[What needs to be done] Count, in the entries, the lines with "わかりやすかったでしょうか". Answer with the number only.

** start of Extracted entries **

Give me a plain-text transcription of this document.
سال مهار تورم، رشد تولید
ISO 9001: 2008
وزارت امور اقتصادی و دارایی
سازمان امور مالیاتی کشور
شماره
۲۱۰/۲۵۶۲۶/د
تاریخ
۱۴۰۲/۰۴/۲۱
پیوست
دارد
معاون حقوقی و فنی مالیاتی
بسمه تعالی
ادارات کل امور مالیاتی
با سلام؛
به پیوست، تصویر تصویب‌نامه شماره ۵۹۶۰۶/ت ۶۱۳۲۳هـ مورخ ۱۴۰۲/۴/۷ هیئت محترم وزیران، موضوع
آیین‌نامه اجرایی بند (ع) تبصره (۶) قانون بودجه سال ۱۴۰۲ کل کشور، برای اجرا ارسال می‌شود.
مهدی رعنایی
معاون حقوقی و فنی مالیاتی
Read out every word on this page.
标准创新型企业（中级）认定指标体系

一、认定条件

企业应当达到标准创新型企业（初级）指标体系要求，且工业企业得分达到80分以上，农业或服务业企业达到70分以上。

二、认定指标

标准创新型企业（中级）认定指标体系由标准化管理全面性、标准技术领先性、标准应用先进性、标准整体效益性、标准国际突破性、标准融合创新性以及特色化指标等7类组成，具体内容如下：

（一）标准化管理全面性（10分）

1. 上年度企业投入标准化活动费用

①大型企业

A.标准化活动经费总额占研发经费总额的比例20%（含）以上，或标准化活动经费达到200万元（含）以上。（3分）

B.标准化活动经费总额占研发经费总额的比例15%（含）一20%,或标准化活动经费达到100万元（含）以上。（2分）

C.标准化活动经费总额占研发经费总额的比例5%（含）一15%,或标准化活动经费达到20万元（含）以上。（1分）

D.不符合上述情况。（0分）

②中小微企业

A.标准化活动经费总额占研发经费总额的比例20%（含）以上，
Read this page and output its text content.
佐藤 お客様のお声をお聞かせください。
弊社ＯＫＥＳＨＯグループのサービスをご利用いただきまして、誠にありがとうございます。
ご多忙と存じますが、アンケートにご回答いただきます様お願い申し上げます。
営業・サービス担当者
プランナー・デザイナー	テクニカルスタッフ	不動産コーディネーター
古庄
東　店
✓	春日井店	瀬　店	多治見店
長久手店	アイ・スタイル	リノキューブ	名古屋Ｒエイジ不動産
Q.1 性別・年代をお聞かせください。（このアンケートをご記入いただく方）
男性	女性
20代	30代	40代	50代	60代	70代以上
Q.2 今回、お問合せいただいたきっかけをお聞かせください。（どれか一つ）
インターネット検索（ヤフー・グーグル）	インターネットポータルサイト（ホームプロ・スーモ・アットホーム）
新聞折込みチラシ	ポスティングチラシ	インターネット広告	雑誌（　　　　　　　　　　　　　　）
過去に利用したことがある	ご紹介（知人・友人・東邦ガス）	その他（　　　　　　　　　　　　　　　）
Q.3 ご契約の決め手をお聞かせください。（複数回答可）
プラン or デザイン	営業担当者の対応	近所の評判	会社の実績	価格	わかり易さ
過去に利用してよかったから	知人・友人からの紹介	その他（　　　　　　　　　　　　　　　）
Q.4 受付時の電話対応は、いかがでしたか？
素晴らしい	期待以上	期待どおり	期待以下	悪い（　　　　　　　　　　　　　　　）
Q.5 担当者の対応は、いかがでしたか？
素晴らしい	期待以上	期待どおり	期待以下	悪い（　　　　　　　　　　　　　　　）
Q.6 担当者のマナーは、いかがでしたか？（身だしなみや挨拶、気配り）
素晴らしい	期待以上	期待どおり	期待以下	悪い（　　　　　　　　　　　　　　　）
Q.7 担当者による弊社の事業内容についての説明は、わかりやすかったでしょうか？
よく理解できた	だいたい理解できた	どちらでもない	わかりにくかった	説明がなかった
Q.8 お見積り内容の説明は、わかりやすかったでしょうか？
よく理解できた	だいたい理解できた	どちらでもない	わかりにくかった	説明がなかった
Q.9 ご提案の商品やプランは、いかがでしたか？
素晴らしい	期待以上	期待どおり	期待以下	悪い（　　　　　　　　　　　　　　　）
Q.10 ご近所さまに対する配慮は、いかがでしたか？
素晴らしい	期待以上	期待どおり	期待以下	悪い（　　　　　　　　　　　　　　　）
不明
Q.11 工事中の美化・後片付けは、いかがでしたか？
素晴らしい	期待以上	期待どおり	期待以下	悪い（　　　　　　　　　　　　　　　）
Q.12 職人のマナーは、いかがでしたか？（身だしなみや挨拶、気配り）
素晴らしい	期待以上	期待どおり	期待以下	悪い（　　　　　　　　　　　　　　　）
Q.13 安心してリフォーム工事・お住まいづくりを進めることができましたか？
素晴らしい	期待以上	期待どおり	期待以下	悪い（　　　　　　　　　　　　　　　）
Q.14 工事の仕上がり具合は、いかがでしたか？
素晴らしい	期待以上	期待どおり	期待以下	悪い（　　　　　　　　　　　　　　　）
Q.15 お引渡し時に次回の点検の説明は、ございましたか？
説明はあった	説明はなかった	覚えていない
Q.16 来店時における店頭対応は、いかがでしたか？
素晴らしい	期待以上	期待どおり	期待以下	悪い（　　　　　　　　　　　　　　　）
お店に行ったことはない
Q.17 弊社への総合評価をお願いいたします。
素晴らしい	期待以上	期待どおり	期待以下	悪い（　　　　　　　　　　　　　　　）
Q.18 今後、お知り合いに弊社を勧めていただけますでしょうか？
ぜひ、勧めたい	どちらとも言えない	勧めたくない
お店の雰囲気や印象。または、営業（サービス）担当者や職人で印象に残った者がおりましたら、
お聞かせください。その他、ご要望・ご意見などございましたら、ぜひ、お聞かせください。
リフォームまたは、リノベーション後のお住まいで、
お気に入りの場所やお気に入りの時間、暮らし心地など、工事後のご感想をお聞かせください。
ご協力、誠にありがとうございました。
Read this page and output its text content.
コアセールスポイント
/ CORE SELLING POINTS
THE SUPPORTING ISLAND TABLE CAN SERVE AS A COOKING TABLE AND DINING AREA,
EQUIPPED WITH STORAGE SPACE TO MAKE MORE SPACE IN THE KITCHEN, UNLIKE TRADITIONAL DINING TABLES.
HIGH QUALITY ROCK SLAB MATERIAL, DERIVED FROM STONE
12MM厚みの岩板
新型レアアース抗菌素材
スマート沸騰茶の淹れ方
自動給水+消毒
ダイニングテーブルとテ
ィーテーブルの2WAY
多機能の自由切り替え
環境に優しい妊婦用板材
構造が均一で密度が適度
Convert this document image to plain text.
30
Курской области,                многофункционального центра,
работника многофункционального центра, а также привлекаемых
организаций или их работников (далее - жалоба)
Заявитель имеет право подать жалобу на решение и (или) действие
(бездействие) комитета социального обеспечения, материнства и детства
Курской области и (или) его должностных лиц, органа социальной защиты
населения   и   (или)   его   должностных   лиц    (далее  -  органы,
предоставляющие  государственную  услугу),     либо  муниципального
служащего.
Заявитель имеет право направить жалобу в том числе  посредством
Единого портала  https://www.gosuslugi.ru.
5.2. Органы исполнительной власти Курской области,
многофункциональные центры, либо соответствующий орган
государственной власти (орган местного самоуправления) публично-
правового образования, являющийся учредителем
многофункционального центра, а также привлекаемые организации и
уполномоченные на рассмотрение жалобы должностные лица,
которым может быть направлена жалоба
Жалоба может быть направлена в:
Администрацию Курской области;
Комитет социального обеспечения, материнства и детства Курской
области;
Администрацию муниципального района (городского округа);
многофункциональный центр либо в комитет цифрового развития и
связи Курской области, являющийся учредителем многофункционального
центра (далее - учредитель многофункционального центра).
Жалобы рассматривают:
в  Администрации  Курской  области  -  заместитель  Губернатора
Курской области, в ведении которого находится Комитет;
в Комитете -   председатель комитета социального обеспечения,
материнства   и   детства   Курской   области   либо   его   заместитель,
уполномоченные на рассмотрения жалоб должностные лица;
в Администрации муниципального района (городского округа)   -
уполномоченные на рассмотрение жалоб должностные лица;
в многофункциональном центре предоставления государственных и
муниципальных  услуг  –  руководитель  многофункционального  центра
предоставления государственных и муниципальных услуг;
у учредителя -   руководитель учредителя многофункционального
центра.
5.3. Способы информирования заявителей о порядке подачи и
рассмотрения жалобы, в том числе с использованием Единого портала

** end of Extracted entries **

[Result] 2